Reproduce every line of the listing as written, apart from the pictures.
** START Records for the task **
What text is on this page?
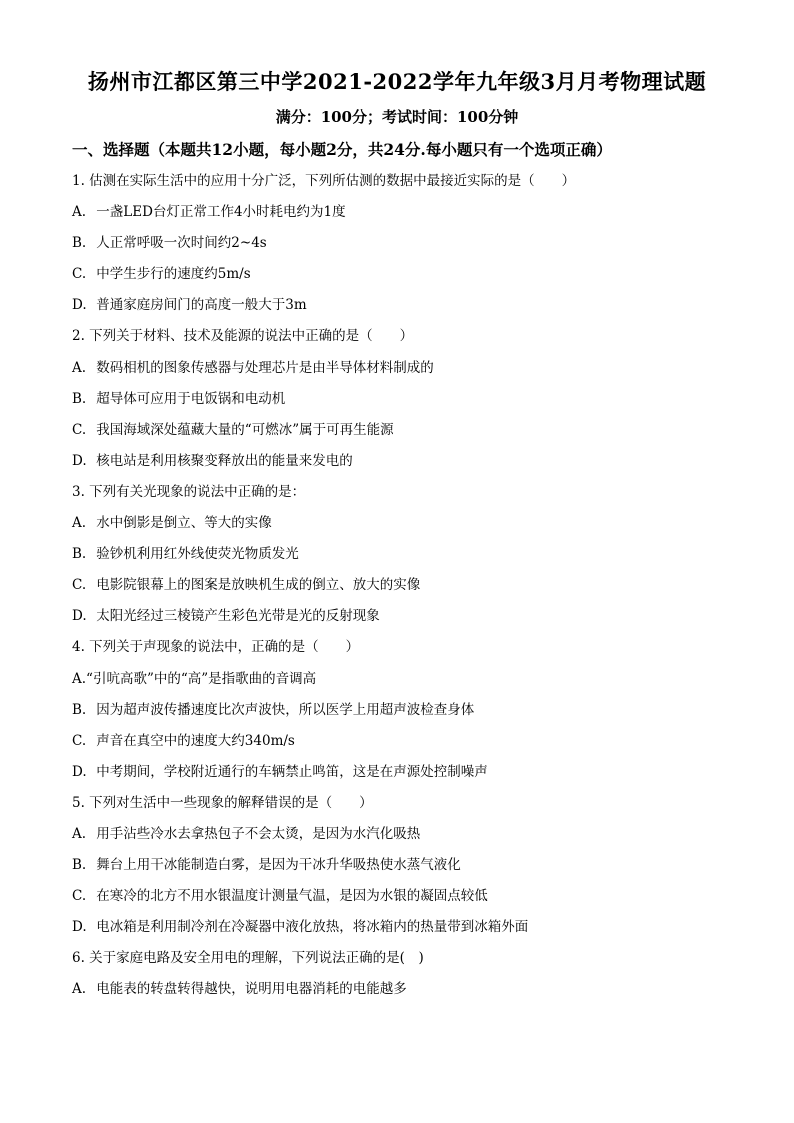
扬州市江都区第三中学2021-2022学年九年级3月月考物理试题
满分：100分；考试时间：100分钟
一、选择题（本题共12小题，每小题2分，共24分.每小题只有一个选项正确）
1. 估测在实际生活中的应用十分广泛，下列所估测的数据中最接近实际的是（　　）
A. 一盏LED台灯正常工作4小时耗电约为1度
B. 人正常呼吸一次时间约2~4s
C. 中学生步行的速度约5m/s
D. 普通家庭房间门的高度一般大于3m
2. 下列关于材料、技术及能源的说法中正确的是（　　）
A. 数码相机的图象传感器与处理芯片是由半导体材料制成的
B. 超导体可应用于电饭锅和电动机
C. 我国海域深处蕴藏大量的“可燃冰”属于可再生能源
D. 核电站是利用核聚变释放出的能量来发电的
3. 下列有关光现象的说法中正确的是：
A. 水中倒影是倒立、等大的实像
B. 验钞机利用红外线使荧光物质发光
C. 电影院银幕上的图案是放映机生成的倒立、放大的实像
D. 太阳光经过三棱镜产生彩色光带是光的反射现象
4. 下列关于声现象的说法中，正确的是（　　）
A.“引吭高歌”中的“高”是指歌曲的音调高
B. 因为超声波传播速度比次声波快，所以医学上用超声波检查身体
C. 声音在真空中的速度大约340m/s
D. 中考期间，学校附近通行的车辆禁止鸣笛，这是在声源处控制噪声
5. 下列对生活中一些现象的解释错误的是（　　）
A. 用手沾些冷水去拿热包子不会太烫，是因为水汽化吸热
B. 舞台上用干冰能制造白雾，是因为干冰升华吸热使水蒸气液化
C. 在寒冷的北方不用水银温度计测量气温，是因为水银的凝固点较低
D. 电冰箱是利用制冷剂在冷凝器中液化放热，将冰箱内的热量带到冰箱外面
6. 关于家庭电路及安全用电的理解，下列说法正确的是(　)
A. 电能表的转盘转得越快，说明用电器消耗的电能越多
** END Records for the task **
> [Response]
What text is on this page?
扬州市江都区第三中学2021-2022学年九年级3月月考物理试题
满分：100分；考试时间：100分钟
一、选择题（本题共12小题，每小题2分，共24分.每小题只有一个选项正确）
1. 估测在实际生活中的应用十分广泛，下列所估测的数据中最接近实际的是（　　）
A. 一盏LED台灯正常工作4小时耗电约为1度
B. 人正常呼吸一次时间约2~4s
C. 中学生步行的速度约5m/s
D. 普通家庭房间门的高度一般大于3m
2. 下列关于材料、技术及能源的说法中正确的是（　　）
A. 数码相机的图象传感器与处理芯片是由半导体材料制成的
B. 超导体可应用于电饭锅和电动机
C. 我国海域深处蕴藏大量的“可燃冰”属于可再生能源
D. 核电站是利用核聚变释放出的能量来发电的
3. 下列有关光现象的说法中正确的是：
A. 水中倒影是倒立、等大的实像
B. 验钞机利用红外线使荧光物质发光
C. 电影院银幕上的图案是放映机生成的倒立、放大的实像
D. 太阳光经过三棱镜产生彩色光带是光的反射现象
4. 下列关于声现象的说法中，正确的是（　　）
A.“引吭高歌”中的“高”是指歌曲的音调高
B. 因为超声波传播速度比次声波快，所以医学上用超声波检查身体
C. 声音在真空中的速度大约340m/s
D. 中考期间，学校附近通行的车辆禁止鸣笛，这是在声源处控制噪声
5. 下列对生活中一些现象的解释错误的是（　　）
A. 用手沾些冷水去拿热包子不会太烫，是因为水汽化吸热
B. 舞台上用干冰能制造白雾，是因为干冰升华吸热使水蒸气液化
C. 在寒冷的北方不用水银温度计测量气温，是因为水银的凝固点较低
D. 电冰箱是利用制冷剂在冷凝器中液化放热，将冰箱内的热量带到冰箱外面
6. 关于家庭电路及安全用电的理解，下列说法正确的是(　)
A. 电能表的转盘转得越快，说明用电器消耗的电能越多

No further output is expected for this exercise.